======== Provided records ========

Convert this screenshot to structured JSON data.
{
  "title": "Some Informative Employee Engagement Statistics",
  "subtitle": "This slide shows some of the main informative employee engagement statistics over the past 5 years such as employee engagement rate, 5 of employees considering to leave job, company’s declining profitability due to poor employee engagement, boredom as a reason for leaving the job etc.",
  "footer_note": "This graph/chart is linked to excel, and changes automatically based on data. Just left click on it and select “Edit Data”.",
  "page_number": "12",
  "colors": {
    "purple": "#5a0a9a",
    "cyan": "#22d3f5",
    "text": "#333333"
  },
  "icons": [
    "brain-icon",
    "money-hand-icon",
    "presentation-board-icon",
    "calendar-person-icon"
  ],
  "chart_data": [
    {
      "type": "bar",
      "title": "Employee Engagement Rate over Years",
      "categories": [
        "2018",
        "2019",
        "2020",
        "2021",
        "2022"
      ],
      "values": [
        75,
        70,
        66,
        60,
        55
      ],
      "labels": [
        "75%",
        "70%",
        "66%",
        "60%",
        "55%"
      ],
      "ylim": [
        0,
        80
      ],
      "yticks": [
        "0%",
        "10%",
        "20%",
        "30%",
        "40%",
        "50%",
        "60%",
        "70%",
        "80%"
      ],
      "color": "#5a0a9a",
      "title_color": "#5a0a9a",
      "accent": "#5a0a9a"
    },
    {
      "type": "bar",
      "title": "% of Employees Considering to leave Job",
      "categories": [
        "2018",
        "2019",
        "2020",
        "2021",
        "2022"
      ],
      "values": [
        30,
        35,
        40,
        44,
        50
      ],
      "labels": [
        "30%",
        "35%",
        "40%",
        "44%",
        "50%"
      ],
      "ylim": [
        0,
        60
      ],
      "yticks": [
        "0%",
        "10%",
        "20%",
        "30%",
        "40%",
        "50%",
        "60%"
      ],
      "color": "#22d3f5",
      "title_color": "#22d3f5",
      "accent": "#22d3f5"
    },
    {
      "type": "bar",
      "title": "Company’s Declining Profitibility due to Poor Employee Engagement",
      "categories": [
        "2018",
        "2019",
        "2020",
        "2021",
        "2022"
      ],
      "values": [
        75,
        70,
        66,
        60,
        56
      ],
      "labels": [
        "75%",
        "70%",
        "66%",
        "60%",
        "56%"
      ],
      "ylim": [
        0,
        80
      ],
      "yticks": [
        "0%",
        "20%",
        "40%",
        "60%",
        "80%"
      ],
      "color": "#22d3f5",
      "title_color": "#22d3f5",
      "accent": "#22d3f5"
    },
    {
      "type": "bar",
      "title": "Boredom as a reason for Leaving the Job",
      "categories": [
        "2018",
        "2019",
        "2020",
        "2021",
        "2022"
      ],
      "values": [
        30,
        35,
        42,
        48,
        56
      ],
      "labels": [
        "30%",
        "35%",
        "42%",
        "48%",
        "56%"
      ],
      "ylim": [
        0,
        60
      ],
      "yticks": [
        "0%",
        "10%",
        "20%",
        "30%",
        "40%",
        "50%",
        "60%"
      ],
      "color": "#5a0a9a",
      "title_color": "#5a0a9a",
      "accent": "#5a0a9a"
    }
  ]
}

========

● **Short problem**:
Print every record above exactly as written.

● **Answer to the exercise**:
Convert this screenshot to structured JSON data.
{
  "title": "Some Informative Employee Engagement Statistics",
  "subtitle": "This slide shows some of the main informative employee engagement statistics over the past 5 years such as employee engagement rate, 5 of employees considering to leave job, company’s declining profitability due to poor employee engagement, boredom as a reason for leaving the job etc.",
  "footer_note": "This graph/chart is linked to excel, and changes automatically based on data. Just left click on it and select “Edit Data”.",
  "page_number": "12",
  "colors": {
    "purple": "#5a0a9a",
    "cyan": "#22d3f5",
    "text": "#333333"
  },
  "icons": [
    "brain-icon",
    "money-hand-icon",
    "presentation-board-icon",
    "calendar-person-icon"
  ],
  "chart_data": [
    {
      "type": "bar",
      "title": "Employee Engagement Rate over Years",
      "categories": [
        "2018",
        "2019",
        "2020",
        "2021",
        "2022"
      ],
      "values": [
        75,
        70,
        66,
        60,
        55
      ],
      "labels": [
        "75%",
        "70%",
        "66%",
        "60%",
        "55%"
      ],
      "ylim": [
        0,
        80
      ],
      "yticks": [
        "0%",
        "10%",
        "20%",
        "30%",
        "40%",
        "50%",
        "60%",
        "70%",
        "80%"
      ],
      "color": "#5a0a9a",
      "title_color": "#5a0a9a",
      "accent": "#5a0a9a"
    },
    {
      "type": "bar",
      "title": "% of Employees Considering to leave Job",
      "categories": [
        "2018",
        "2019",
        "2020",
        "2021",
        "2022"
      ],
      "values": [
        30,
        35,
        40,
        44,
        50
      ],
      "labels": [
        "30%",
        "35%",
        "40%",
        "44%",
        "50%"
      ],
      "ylim": [
        0,
        60
      ],
      "yticks": [
        "0%",
        "10%",
        "20%",
        "30%",
        "40%",
        "50%",
        "60%"
      ],
      "color": "#22d3f5",
      "title_color": "#22d3f5",
      "accent": "#22d3f5"
    },
    {
      "type": "bar",
      "title": "Company’s Declining Profitibility due to Poor Employee Engagement",
      "categories": [
        "2018",
        "2019",
        "2020",
        "2021",
        "2022"
      ],
      "values": [
        75,
        70,
        66,
        60,
        56
      ],
      "labels": [
        "75%",
        "70%",
        "66%",
        "60%",
        "56%"
      ],
      "ylim": [
        0,
        80
      ],
      "yticks": [
        "0%",
        "20%",
        "40%",
        "60%",
        "80%"
      ],
      "color": "#22d3f5",
      "title_color": "#22d3f5",
      "accent": "#22d3f5"
    },
    {
      "type": "bar",
      "title": "Boredom as a reason for Leaving the Job",
      "categories": [
        "2018",
        "2019",
        "2020",
        "2021",
        "2022"
      ],
      "values": [
        30,
        35,
        42,
        48,
        56
      ],
      "labels": [
        "30%",
        "35%",
        "42%",
        "48%",
        "56%"
      ],
      "ylim": [
        0,
        60
      ],
      "yticks": [
        "0%",
        "10%",
        "20%",
        "30%",
        "40%",
        "50%",
        "60%"
      ],
      "color": "#5a0a9a",
      "title_color": "#5a0a9a",
      "accent": "#5a0a9a"
    }
  ]
}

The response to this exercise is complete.